(Set problem): From the material below, list every line containing "fællesskab".

(Exercise materials):
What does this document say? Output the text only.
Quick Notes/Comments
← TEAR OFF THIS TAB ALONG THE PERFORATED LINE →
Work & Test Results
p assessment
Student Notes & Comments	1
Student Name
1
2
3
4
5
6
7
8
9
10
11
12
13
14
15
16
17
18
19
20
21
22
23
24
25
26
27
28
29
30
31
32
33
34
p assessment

* * *

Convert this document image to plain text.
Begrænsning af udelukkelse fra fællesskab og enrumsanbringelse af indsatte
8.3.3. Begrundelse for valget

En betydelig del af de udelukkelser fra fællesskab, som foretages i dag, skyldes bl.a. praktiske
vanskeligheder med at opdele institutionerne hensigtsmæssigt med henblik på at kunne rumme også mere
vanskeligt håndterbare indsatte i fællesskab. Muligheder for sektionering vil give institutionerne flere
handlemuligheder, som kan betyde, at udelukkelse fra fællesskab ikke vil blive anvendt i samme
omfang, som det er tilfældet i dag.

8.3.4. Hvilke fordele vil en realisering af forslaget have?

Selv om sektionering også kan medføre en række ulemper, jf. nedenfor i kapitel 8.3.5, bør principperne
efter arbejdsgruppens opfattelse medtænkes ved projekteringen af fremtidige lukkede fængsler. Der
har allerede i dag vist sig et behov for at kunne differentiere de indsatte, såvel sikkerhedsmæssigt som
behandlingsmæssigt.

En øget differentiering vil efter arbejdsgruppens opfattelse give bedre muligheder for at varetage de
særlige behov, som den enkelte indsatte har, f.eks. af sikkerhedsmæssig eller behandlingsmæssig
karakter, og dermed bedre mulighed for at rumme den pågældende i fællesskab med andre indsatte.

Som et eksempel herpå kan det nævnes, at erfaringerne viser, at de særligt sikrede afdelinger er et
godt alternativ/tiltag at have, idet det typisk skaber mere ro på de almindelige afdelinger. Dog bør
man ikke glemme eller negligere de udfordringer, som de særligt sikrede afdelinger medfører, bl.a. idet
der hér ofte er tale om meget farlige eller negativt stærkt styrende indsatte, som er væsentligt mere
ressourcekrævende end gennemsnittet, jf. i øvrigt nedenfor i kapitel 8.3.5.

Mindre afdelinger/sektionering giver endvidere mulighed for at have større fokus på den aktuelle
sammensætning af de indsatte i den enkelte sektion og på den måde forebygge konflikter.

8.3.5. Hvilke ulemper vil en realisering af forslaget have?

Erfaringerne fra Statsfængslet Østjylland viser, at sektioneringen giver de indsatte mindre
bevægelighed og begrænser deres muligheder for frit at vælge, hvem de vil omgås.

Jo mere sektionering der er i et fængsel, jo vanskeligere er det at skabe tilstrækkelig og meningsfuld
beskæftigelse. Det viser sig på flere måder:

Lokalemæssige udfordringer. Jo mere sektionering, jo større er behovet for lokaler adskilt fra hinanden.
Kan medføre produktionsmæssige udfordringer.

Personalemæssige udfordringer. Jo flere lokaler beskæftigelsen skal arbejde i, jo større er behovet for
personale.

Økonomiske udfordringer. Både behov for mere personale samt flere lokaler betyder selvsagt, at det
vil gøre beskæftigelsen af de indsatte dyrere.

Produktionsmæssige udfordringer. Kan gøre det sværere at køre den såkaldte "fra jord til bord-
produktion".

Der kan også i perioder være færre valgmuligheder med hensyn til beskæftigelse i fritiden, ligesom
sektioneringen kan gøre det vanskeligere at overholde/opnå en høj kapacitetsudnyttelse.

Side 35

(Solution below):
Begrænsning af udelukkelse fra fællesskab og enrumsanbringelse af indsatte
En betydelig del af de udelukkelser fra fællesskab, som foretages i dag, skyldes bl.a. praktiske
vanskeligt håndterbare indsatte i fællesskab. Muligheder for sektionering vil give institutionerne flere
handlemuligheder, som kan betyde, at udelukkelse fra fællesskab ikke vil blive anvendt i samme
karakter, og dermed bedre mulighed for at rumme den pågældende i fællesskab med andre indsatte.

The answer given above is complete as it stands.